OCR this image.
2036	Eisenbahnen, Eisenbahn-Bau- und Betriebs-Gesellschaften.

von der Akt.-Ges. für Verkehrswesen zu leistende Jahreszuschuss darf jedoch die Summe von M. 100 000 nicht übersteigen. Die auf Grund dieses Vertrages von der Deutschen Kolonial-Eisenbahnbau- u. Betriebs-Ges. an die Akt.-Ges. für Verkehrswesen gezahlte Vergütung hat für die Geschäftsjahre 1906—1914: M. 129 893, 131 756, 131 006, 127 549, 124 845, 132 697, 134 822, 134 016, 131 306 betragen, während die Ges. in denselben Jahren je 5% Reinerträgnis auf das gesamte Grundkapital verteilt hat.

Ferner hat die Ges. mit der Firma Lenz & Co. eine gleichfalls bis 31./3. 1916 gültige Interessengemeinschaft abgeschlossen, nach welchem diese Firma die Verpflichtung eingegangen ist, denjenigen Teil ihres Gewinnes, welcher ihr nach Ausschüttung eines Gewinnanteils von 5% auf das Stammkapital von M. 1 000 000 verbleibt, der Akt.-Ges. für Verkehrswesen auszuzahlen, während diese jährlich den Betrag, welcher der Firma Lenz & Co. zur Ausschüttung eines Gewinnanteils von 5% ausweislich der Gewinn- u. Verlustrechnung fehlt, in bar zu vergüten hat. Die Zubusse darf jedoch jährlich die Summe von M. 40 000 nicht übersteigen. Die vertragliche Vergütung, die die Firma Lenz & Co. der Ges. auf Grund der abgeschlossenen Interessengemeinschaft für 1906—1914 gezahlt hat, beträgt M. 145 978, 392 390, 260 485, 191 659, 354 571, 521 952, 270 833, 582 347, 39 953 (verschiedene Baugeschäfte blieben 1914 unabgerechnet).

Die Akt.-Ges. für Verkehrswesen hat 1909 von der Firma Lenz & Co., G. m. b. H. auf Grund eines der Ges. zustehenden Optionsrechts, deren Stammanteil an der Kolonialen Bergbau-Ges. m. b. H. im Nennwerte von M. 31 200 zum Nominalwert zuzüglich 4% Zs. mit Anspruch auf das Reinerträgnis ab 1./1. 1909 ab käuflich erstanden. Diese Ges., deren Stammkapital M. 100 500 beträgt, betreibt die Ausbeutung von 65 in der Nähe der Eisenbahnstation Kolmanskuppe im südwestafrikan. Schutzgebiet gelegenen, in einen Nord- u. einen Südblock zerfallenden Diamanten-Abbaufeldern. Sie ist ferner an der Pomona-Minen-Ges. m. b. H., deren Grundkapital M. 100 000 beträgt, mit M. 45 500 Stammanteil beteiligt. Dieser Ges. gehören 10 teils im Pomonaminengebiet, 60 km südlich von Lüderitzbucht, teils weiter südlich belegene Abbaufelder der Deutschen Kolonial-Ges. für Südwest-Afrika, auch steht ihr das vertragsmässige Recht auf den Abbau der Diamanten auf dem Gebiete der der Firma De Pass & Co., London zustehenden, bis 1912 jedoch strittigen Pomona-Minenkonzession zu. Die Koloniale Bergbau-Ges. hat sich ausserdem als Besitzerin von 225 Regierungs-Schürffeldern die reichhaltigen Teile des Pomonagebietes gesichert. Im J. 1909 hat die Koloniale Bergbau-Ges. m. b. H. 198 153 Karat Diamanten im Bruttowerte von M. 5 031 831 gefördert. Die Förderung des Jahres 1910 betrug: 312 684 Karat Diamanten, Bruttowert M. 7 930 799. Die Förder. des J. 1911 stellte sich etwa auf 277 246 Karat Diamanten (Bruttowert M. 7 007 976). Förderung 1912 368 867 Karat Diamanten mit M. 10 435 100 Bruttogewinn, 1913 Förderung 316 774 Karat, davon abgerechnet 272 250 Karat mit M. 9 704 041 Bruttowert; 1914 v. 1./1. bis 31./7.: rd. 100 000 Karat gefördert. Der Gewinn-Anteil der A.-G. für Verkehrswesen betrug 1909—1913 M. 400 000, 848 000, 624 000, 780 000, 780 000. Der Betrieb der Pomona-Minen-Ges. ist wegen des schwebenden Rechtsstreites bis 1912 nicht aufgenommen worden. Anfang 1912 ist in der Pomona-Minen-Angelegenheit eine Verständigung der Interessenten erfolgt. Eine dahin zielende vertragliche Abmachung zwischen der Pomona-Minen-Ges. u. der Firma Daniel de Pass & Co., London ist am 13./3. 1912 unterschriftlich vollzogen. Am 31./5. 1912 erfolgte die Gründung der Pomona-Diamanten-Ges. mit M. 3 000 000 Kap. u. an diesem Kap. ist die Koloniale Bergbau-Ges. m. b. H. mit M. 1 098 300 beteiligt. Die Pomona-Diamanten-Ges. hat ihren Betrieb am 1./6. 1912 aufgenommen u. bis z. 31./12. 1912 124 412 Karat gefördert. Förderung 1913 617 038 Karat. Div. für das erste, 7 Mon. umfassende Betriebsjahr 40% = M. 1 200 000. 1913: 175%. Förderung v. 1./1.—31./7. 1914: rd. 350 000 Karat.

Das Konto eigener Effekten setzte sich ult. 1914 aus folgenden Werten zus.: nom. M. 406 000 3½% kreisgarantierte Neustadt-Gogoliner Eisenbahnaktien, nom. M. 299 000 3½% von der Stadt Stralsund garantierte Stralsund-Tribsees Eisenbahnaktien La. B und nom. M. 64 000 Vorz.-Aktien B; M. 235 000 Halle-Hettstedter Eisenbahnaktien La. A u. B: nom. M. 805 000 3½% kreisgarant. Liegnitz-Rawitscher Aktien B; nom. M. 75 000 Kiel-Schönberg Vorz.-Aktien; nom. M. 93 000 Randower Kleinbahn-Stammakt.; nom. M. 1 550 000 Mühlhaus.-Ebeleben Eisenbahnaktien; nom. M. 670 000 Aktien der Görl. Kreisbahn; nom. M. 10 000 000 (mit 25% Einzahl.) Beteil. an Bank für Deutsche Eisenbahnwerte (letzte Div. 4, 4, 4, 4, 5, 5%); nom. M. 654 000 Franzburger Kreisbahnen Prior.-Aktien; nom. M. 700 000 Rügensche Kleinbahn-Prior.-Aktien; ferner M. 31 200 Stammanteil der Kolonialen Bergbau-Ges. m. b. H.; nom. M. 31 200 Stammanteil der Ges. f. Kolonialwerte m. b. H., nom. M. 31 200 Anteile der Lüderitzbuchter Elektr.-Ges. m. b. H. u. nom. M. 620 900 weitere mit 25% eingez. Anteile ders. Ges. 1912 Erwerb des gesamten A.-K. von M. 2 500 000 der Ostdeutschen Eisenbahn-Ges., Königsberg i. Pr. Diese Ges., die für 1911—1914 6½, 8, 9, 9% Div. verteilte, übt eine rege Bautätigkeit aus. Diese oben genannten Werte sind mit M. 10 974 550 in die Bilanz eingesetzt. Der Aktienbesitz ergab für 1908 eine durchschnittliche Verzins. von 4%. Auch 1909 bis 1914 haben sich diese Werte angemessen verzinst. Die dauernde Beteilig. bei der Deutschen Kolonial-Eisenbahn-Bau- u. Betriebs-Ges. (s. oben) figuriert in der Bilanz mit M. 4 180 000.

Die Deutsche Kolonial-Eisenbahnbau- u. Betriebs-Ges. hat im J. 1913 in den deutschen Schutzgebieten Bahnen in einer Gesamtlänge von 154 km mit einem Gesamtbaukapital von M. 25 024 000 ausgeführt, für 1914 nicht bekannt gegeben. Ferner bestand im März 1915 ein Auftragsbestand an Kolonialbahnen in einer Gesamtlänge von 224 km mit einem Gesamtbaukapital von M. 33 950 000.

- - - - - - -

Find every line of the data that includes the string "Eisenbahnbau". Copy each of those lines.

Written answer:
von der Akt.-Ges. für Verkehrswesen zu leistende Jahreszuschuss darf jedoch die Summe von M. 100 000 nicht übersteigen. Die auf Grund dieses Vertrages von der Deutschen Kolonial-Eisenbahnbau- u. Betriebs-Ges. an die Akt.-Ges. für Verkehrswesen gezahlte Vergütung hat für die Geschäftsjahre 1906—1914: M. 129 893, 131 756, 131 006, 127 549, 124 845, 132 697, 134 822, 134 016, 131 306 betragen, während die Ges. in denselben Jahren je 5% Reinerträgnis auf das gesamte Grundkapital verteilt hat.
Die Deutsche Kolonial-Eisenbahnbau- u. Betriebs-Ges. hat im J. 1913 in den deutschen Schutzgebieten Bahnen in einer Gesamtlänge von 154 km mit einem Gesamtbaukapital von M. 25 024 000 ausgeführt, für 1914 nicht bekannt gegeben. Ferner bestand im März 1915 ein Auftragsbestand an Kolonialbahnen in einer Gesamtlänge von 224 km mit einem Gesamtbaukapital von M. 33 950 000.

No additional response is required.